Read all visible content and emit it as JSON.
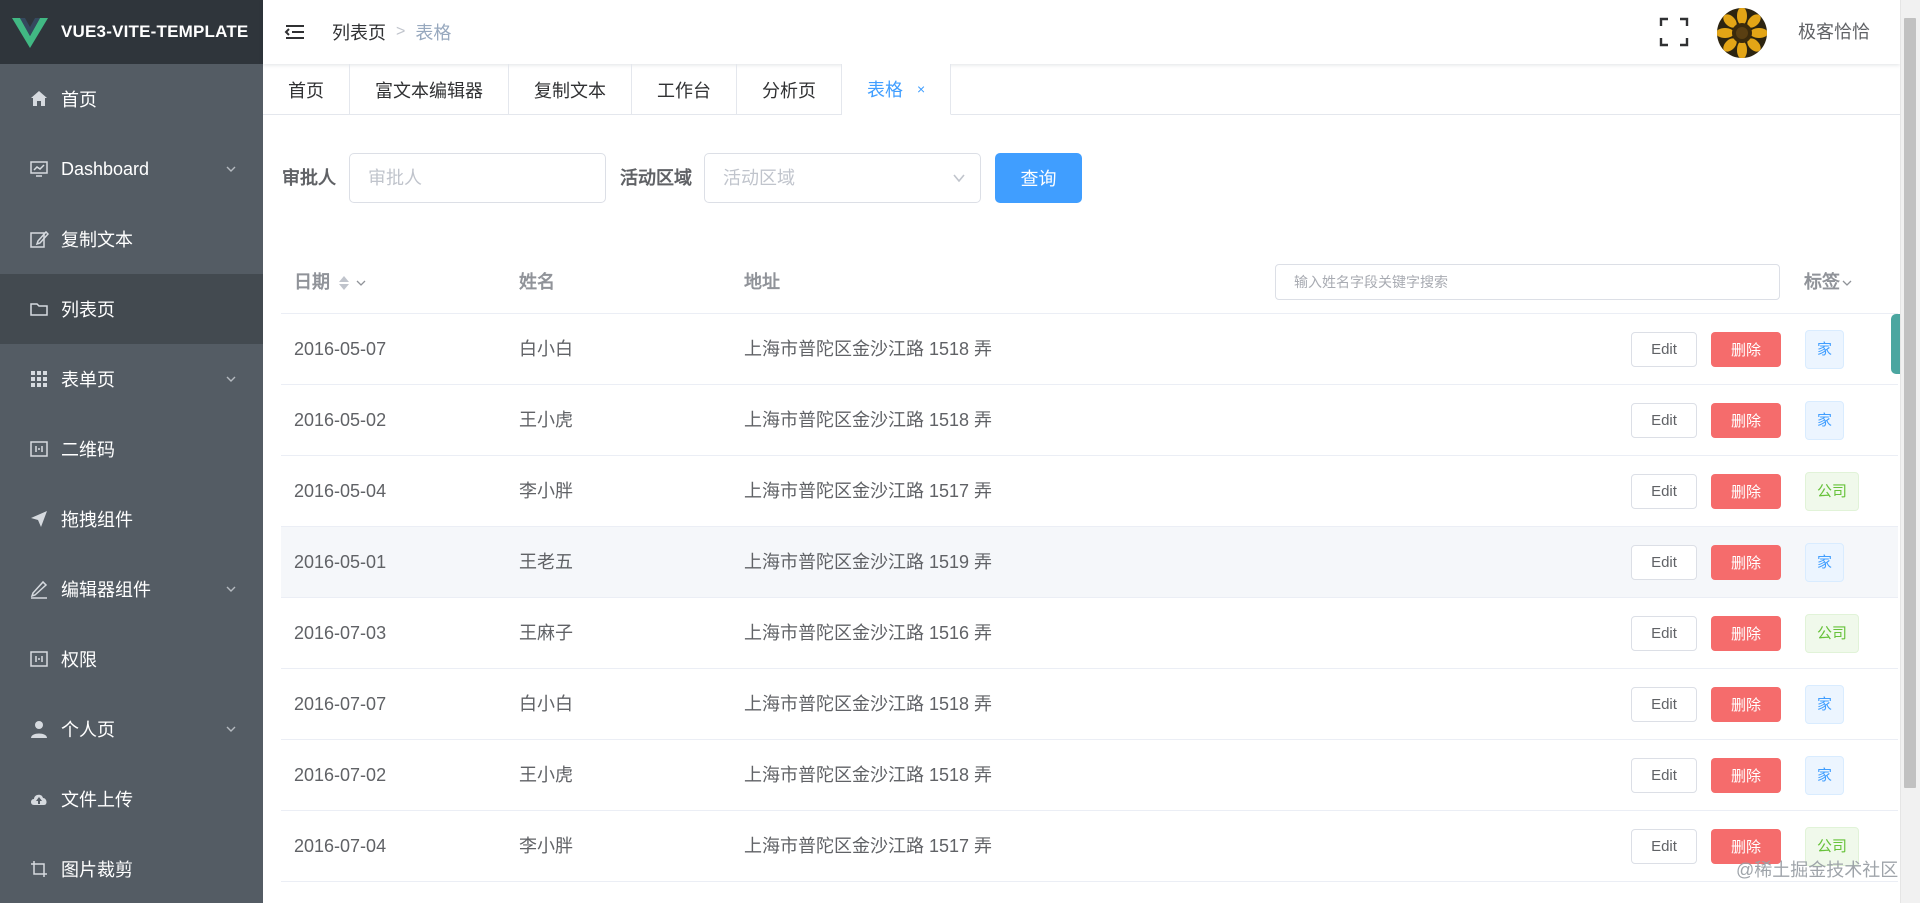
{
  "app": {
    "logo_text": "VUE3-VITE-TEMPLATE"
  },
  "sidebar": {
    "items": [
      {
        "label": "首页",
        "icon": "home-icon",
        "has_children": false
      },
      {
        "label": "Dashboard",
        "icon": "dashboard-icon",
        "has_children": true
      },
      {
        "label": "复制文本",
        "icon": "edit-icon",
        "has_children": false
      },
      {
        "label": "列表页",
        "icon": "folder-icon",
        "has_children": false,
        "active": true
      },
      {
        "label": "表单页",
        "icon": "grid-icon",
        "has_children": true
      },
      {
        "label": "二维码",
        "icon": "qrcode-icon",
        "has_children": false
      },
      {
        "label": "拖拽组件",
        "icon": "send-icon",
        "has_children": false
      },
      {
        "label": "编辑器组件",
        "icon": "pen-icon",
        "has_children": true
      },
      {
        "label": "权限",
        "icon": "lock-icon",
        "has_children": false
      },
      {
        "label": "个人页",
        "icon": "user-icon",
        "has_children": true
      },
      {
        "label": "文件上传",
        "icon": "upload-cloud-icon",
        "has_children": false
      },
      {
        "label": "图片裁剪",
        "icon": "crop-icon",
        "has_children": false
      }
    ]
  },
  "header": {
    "breadcrumb": [
      "列表页",
      "表格"
    ],
    "separator": ">",
    "username": "极客恰恰"
  },
  "tags": [
    {
      "label": "首页"
    },
    {
      "label": "富文本编辑器"
    },
    {
      "label": "复制文本"
    },
    {
      "label": "工作台"
    },
    {
      "label": "分析页"
    },
    {
      "label": "表格",
      "active": true,
      "close": "×"
    }
  ],
  "filter": {
    "approver_label": "审批人",
    "approver_placeholder": "审批人",
    "region_label": "活动区域",
    "region_placeholder": "活动区域",
    "query_button": "查询"
  },
  "table": {
    "columns": {
      "date": "日期",
      "name": "姓名",
      "address": "地址",
      "tag": "标签"
    },
    "search_placeholder": "输入姓名字段关键字搜索",
    "edit_label": "Edit",
    "delete_label": "删除",
    "rows": [
      {
        "date": "2016-05-07",
        "name": "白小白",
        "address": "上海市普陀区金沙江路 1518 弄",
        "tag": "家",
        "tag_type": "home"
      },
      {
        "date": "2016-05-02",
        "name": "王小虎",
        "address": "上海市普陀区金沙江路 1518 弄",
        "tag": "家",
        "tag_type": "home"
      },
      {
        "date": "2016-05-04",
        "name": "李小胖",
        "address": "上海市普陀区金沙江路 1517 弄",
        "tag": "公司",
        "tag_type": "company"
      },
      {
        "date": "2016-05-01",
        "name": "王老五",
        "address": "上海市普陀区金沙江路 1519 弄",
        "tag": "家",
        "tag_type": "home"
      },
      {
        "date": "2016-07-03",
        "name": "王麻子",
        "address": "上海市普陀区金沙江路 1516 弄",
        "tag": "公司",
        "tag_type": "company"
      },
      {
        "date": "2016-07-07",
        "name": "白小白",
        "address": "上海市普陀区金沙江路 1518 弄",
        "tag": "家",
        "tag_type": "home"
      },
      {
        "date": "2016-07-02",
        "name": "王小虎",
        "address": "上海市普陀区金沙江路 1518 弄",
        "tag": "家",
        "tag_type": "home"
      },
      {
        "date": "2016-07-04",
        "name": "李小胖",
        "address": "上海市普陀区金沙江路 1517 弄",
        "tag": "公司",
        "tag_type": "company"
      }
    ]
  },
  "watermark": "@稀土掘金技术社区",
  "colors": {
    "sidebar_bg": "#545c64",
    "logo_bg": "#2f353b",
    "primary": "#409eff",
    "danger": "#f56c6c",
    "success": "#67c23a"
  }
}
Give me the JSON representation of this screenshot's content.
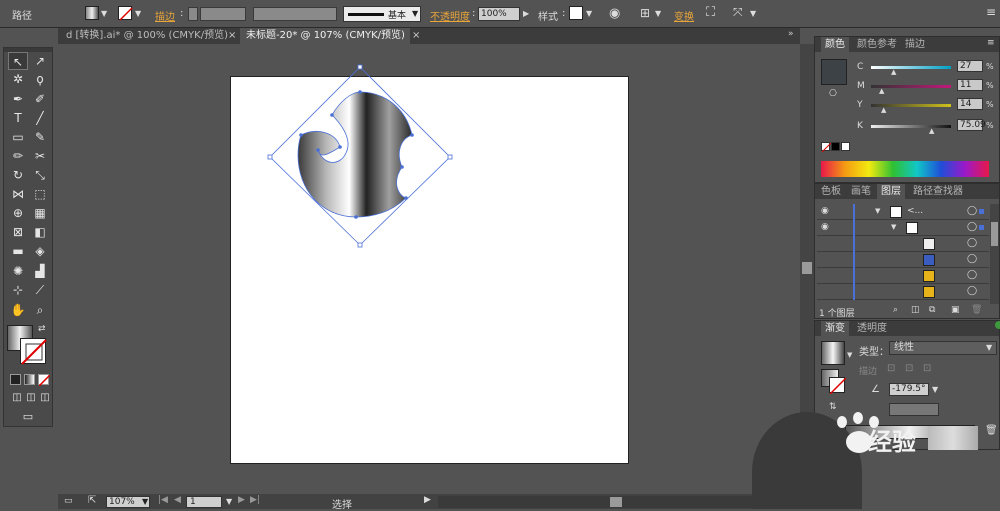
{
  "control_bar": {
    "object_type": "路径",
    "stroke_label": "描边",
    "stroke_profile": "基本",
    "opacity_label": "不透明度",
    "opacity_value": "100%",
    "style_label": "样式",
    "transform_label": "变换"
  },
  "tabs": [
    {
      "label": "d [转换].ai* @ 100% (CMYK/预览)"
    },
    {
      "label": "未标题-20* @ 107% (CMYK/预览)"
    }
  ],
  "status_bar": {
    "zoom": "107%",
    "artboard_number": "1",
    "tool_status": "选择"
  },
  "color_panel": {
    "tabs": [
      "颜色",
      "颜色参考",
      "描边"
    ],
    "channels": [
      {
        "label": "C",
        "value": "27",
        "unit": "%",
        "fraction": 0.27,
        "color": "#00a0c6"
      },
      {
        "label": "M",
        "value": "11",
        "unit": "%",
        "fraction": 0.11,
        "color": "#c2187a"
      },
      {
        "label": "Y",
        "value": "14",
        "unit": "%",
        "fraction": 0.14,
        "color": "#d0c21a"
      },
      {
        "label": "K",
        "value": "75.09",
        "unit": "%",
        "fraction": 0.75,
        "color": "#111111"
      }
    ]
  },
  "layers_panel": {
    "tabs": [
      "色板",
      "画笔",
      "图层",
      "路径查找器"
    ],
    "top_layer_name": "<...",
    "count_label": "1 个图层"
  },
  "gradient_panel": {
    "tabs": [
      "渐变",
      "透明度"
    ],
    "type_label": "类型：",
    "type_value": "线性",
    "stroke_label": "描边",
    "angle_value": "-179.5°"
  },
  "watermark": {
    "text": "经验"
  },
  "colors": {
    "bg": "#535353",
    "accent_orange": "#e8a53a",
    "selection_blue": "#4a6fd6"
  }
}
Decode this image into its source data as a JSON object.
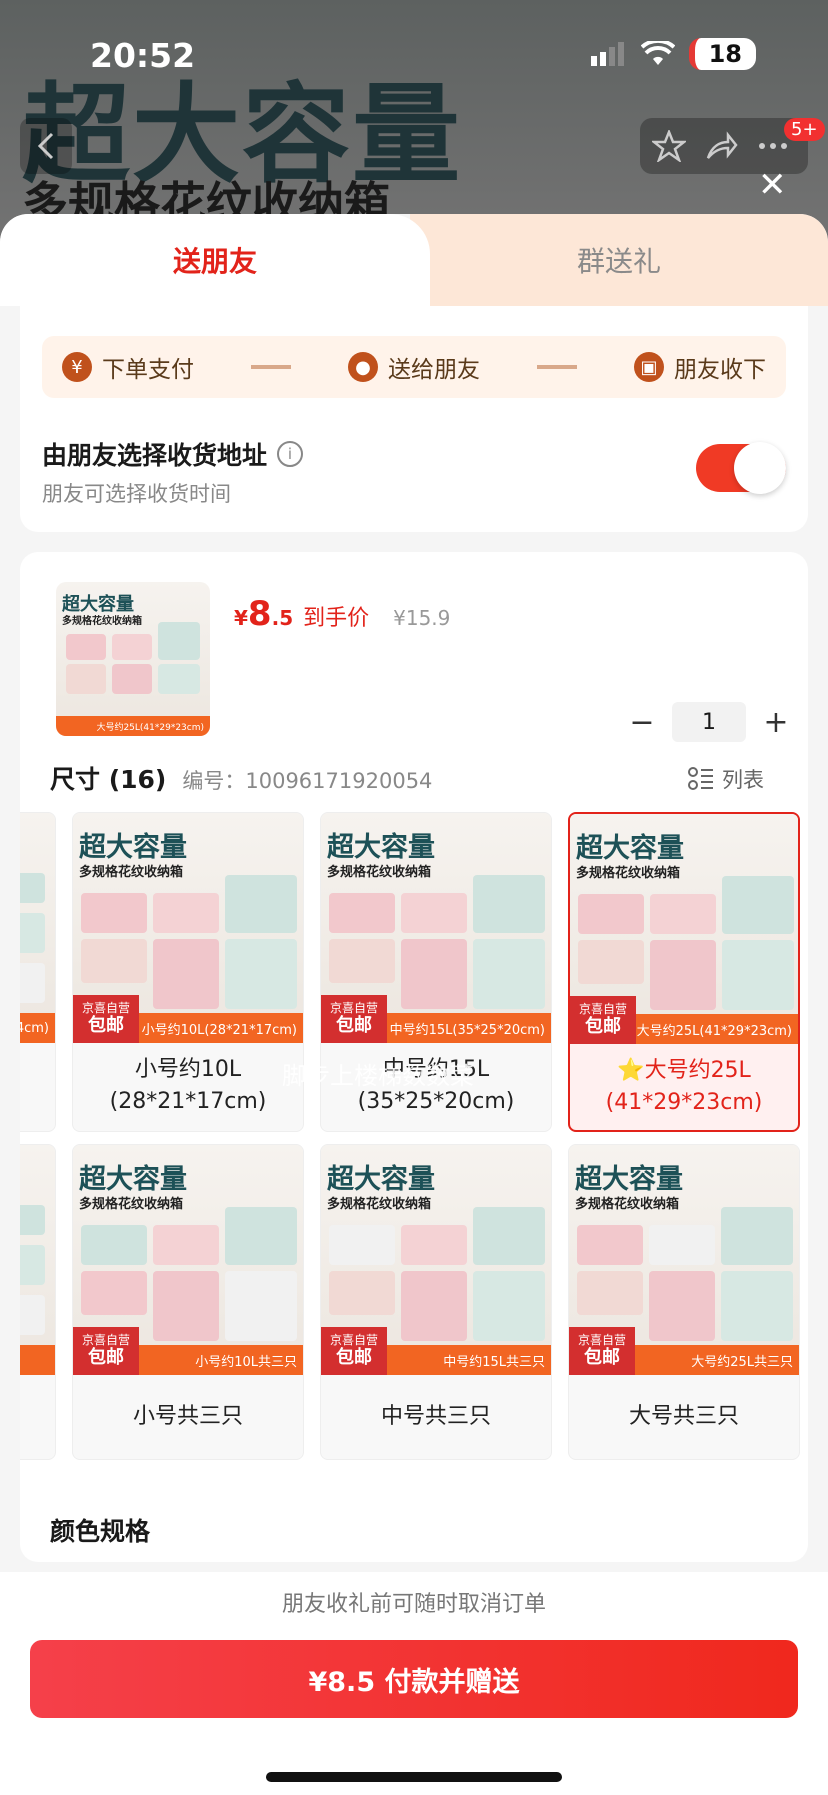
{
  "status_bar": {
    "time": "20:52",
    "battery": "18"
  },
  "background": {
    "title": "超大容量",
    "subtitle": "多规格花纹收纳箱",
    "nav_badge": "5+"
  },
  "tabs": [
    {
      "label": "送朋友"
    },
    {
      "label": "群送礼"
    }
  ],
  "steps": [
    {
      "label": "下单支付",
      "icon": "yen-icon"
    },
    {
      "label": "送给朋友",
      "icon": "wechat-icon"
    },
    {
      "label": "朋友收下",
      "icon": "gift-icon"
    }
  ],
  "address": {
    "title": "由朋友选择收货地址",
    "subtitle": "朋友可选择收货时间",
    "toggle_on": true
  },
  "product": {
    "price_symbol": "¥",
    "price_int": "8",
    "price_dec": ".5",
    "price_label": "到手价",
    "orig_price": "¥15.9",
    "quantity": "1",
    "thumb_title": "超大容量",
    "thumb_sub": "多规格花纹收纳箱",
    "thumb_band": "大号约25L(41*29*23cm)"
  },
  "sizes": {
    "title": "尺寸 (16)",
    "code_label": "编号：",
    "code": "10096171920054",
    "list_label": "列表",
    "watermark": "脚步上楼梯数数菜",
    "row1": [
      {
        "label": "小号约10L\n(28*21*17cm)",
        "band": "小号约10L(28*21*17cm)",
        "selected": false
      },
      {
        "label": "中号约15L\n(35*25*20cm)",
        "band": "中号约15L(35*25*20cm)",
        "selected": false
      },
      {
        "label": "⭐大号约25L\n(41*29*23cm)",
        "band": "大号约25L(41*29*23cm)",
        "selected": true
      }
    ],
    "row2": [
      {
        "label": "小号共三只",
        "band": "小号约10L共三只",
        "selected": false
      },
      {
        "label": "中号共三只",
        "band": "中号约15L共三只",
        "selected": false
      },
      {
        "label": "大号共三只",
        "band": "大号约25L共三只",
        "selected": false
      }
    ],
    "img_title": "超大容量",
    "img_sub": "多规格花纹收纳箱",
    "logo_top": "京喜自营",
    "logo_bottom": "包邮",
    "edge_band": "4cm)"
  },
  "color_spec": {
    "title": "颜色规格"
  },
  "footer": {
    "notice": "朋友收礼前可随时取消订单",
    "pay_label": "¥8.5 付款并赠送"
  },
  "colors": {
    "accent": "#e2231a",
    "tab_inactive_bg": "#fde7d7",
    "band": "#f26522"
  }
}
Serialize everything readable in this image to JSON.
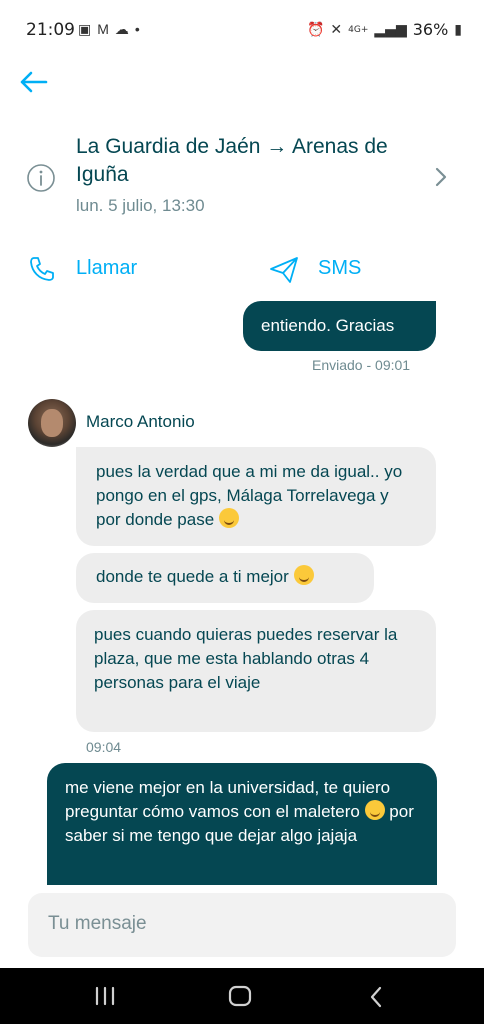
{
  "status_bar": {
    "time": "21:09",
    "network": "4G+",
    "battery": "36%"
  },
  "header": {
    "trip_title": "La Guardia de Jaén → Arenas de Iguña",
    "trip_date": "lun. 5 julio, 13:30"
  },
  "actions": {
    "call_label": "Llamar",
    "sms_label": "SMS"
  },
  "messages": [
    {
      "direction": "out",
      "text": "entiendo. Gracias",
      "meta": "Enviado - 09:01"
    },
    {
      "direction": "in",
      "sender": "Marco Antonio",
      "text": "pues la verdad que a mi me da igual.. yo pongo en el gps, Málaga Torrelavega y por donde pase"
    },
    {
      "direction": "in",
      "text": "donde te quede a ti mejor"
    },
    {
      "direction": "in",
      "text": "pues cuando quieras puedes reservar la plaza, que me esta hablando otras 4 personas para el viaje",
      "meta": "09:04"
    },
    {
      "direction": "out",
      "text": "me viene mejor en la universidad, te quiero preguntar cómo vamos con el maletero",
      "text_after": "por saber si me tengo que dejar algo jajaja"
    }
  ],
  "composer": {
    "placeholder": "Tu mensaje"
  },
  "colors": {
    "brand_dark": "#054752",
    "accent_blue": "#00aff5",
    "incoming_bubble": "#ededed"
  }
}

☆ ☆ ☆

GIVEN INSTRUCTION: Leave out every picture and write out exactly the lines running from the line containing "Serialize everything readable" to the end of the listing above.

RESULT:
Serialize everything readable in this image to JSON.
{
  "status_bar": {
    "time": "21:09",
    "network": "4G+",
    "battery": "36%"
  },
  "header": {
    "trip_title": "La Guardia de Jaén → Arenas de Iguña",
    "trip_date": "lun. 5 julio, 13:30"
  },
  "actions": {
    "call_label": "Llamar",
    "sms_label": "SMS"
  },
  "messages": [
    {
      "direction": "out",
      "text": "entiendo. Gracias",
      "meta": "Enviado - 09:01"
    },
    {
      "direction": "in",
      "sender": "Marco Antonio",
      "text": "pues la verdad que a mi me da igual.. yo pongo en el gps, Málaga Torrelavega y por donde pase"
    },
    {
      "direction": "in",
      "text": "donde te quede a ti mejor"
    },
    {
      "direction": "in",
      "text": "pues cuando quieras puedes reservar la plaza, que me esta hablando otras 4 personas para el viaje",
      "meta": "09:04"
    },
    {
      "direction": "out",
      "text": "me viene mejor en la universidad, te quiero preguntar cómo vamos con el maletero",
      "text_after": "por saber si me tengo que dejar algo jajaja"
    }
  ],
  "composer": {
    "placeholder": "Tu mensaje"
  },
  "colors": {
    "brand_dark": "#054752",
    "accent_blue": "#00aff5",
    "incoming_bubble": "#ededed"
  }
}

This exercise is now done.